● WHAT YOU HAVE TO DO: Quote every line of the data below as it stands, omitting pictures.

● RECORDS:
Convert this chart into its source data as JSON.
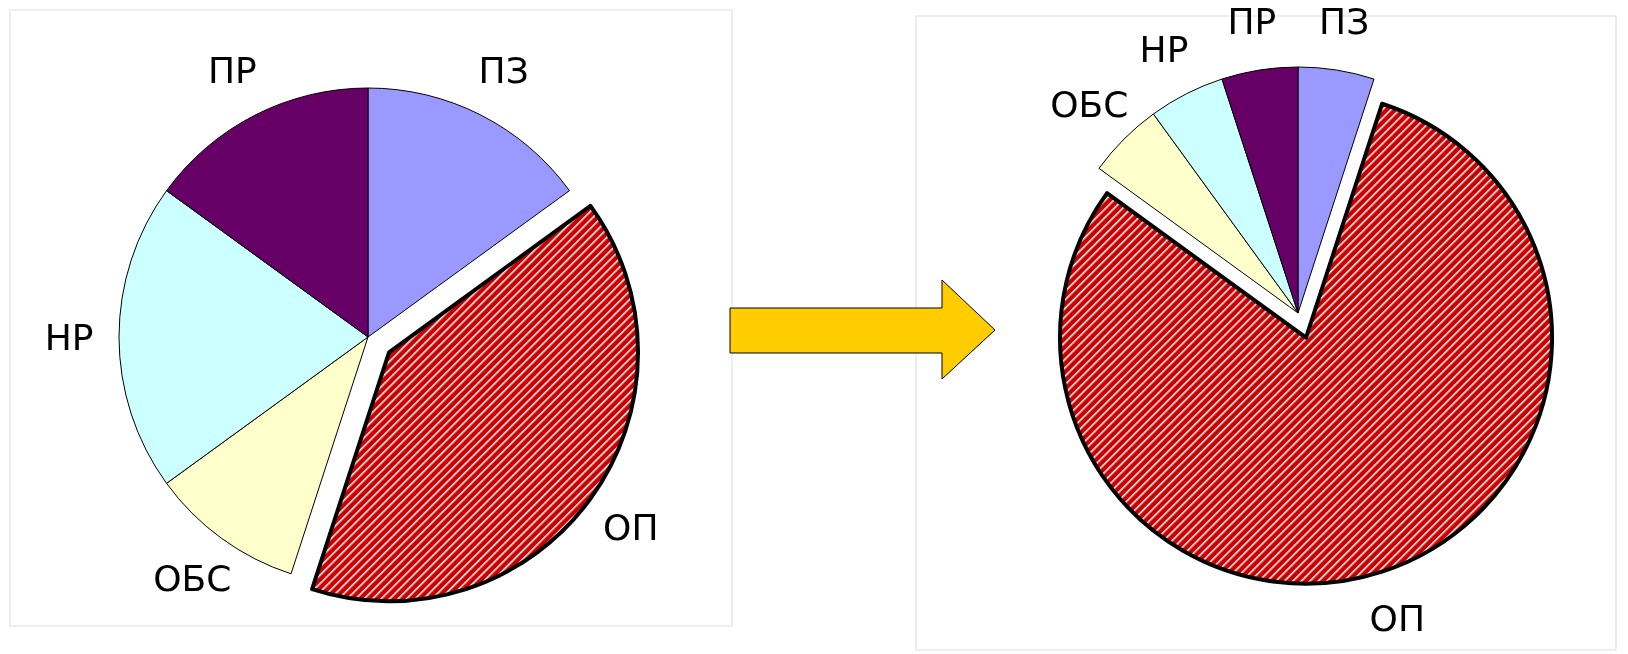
{
  "chart_data": [
    {
      "type": "pie",
      "categories": [
        "ПЗ",
        "ОП",
        "ОБС",
        "НР",
        "ПР"
      ],
      "values": [
        15,
        40,
        10,
        20,
        15
      ],
      "colors": [
        "#9999ff",
        "#cc0000",
        "#ffffcc",
        "#ccffff",
        "#660066"
      ]
    },
    {
      "type": "pie",
      "categories": [
        "ПЗ",
        "ОП",
        "ОБС",
        "НР",
        "ПР"
      ],
      "values": [
        5,
        80,
        5,
        5,
        5
      ],
      "colors": [
        "#9999ff",
        "#cc0000",
        "#ffffcc",
        "#ccffff",
        "#660066"
      ]
    }
  ]
}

● TASK SOLUTION:
Convert this chart into its source data as JSON.
{
  "chart_data": [
    {
      "type": "pie",
      "categories": [
        "ПЗ",
        "ОП",
        "ОБС",
        "НР",
        "ПР"
      ],
      "values": [
        15,
        40,
        10,
        20,
        15
      ],
      "colors": [
        "#9999ff",
        "#cc0000",
        "#ffffcc",
        "#ccffff",
        "#660066"
      ]
    },
    {
      "type": "pie",
      "categories": [
        "ПЗ",
        "ОП",
        "ОБС",
        "НР",
        "ПР"
      ],
      "values": [
        5,
        80,
        5,
        5,
        5
      ],
      "colors": [
        "#9999ff",
        "#cc0000",
        "#ffffcc",
        "#ccffff",
        "#660066"
      ]
    }
  ]
}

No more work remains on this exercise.